──────── Record extracts
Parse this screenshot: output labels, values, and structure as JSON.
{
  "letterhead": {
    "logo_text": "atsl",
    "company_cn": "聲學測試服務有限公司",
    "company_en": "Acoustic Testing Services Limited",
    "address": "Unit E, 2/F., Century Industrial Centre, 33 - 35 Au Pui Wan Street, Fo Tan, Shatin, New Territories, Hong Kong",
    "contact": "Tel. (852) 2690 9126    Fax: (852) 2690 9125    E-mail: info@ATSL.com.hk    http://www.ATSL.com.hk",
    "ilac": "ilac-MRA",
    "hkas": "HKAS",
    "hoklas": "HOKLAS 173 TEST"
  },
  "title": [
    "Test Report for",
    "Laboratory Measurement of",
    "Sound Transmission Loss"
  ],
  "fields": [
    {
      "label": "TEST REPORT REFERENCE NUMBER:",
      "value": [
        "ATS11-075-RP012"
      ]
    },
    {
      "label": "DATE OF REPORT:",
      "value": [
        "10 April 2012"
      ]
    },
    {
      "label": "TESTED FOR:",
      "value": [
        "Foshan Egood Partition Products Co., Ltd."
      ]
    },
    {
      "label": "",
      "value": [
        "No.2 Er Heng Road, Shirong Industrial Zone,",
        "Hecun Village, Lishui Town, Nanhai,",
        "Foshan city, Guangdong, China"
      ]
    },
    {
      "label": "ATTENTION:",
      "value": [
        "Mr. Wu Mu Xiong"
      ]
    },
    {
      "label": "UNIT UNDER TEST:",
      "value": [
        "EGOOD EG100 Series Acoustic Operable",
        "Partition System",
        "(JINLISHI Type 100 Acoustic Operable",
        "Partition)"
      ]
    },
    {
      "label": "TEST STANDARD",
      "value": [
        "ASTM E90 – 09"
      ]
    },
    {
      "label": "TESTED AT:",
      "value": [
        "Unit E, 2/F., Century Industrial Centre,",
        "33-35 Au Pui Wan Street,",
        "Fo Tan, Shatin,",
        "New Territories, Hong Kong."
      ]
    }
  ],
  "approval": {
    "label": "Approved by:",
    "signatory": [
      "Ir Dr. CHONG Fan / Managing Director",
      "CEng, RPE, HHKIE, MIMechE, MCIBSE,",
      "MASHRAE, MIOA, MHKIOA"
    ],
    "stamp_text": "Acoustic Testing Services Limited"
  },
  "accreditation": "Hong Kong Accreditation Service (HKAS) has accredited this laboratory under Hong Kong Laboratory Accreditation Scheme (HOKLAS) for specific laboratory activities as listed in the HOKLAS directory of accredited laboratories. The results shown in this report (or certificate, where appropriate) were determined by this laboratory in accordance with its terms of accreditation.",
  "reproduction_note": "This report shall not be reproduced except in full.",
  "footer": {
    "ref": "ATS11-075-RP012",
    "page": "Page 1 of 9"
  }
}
────────────────
Do this:
Select every line in the records above that contains the word "Partition".

Right answer:
        "Foshan Egood Partition Products Co., Ltd."
        "Partition System",
        "Partition)"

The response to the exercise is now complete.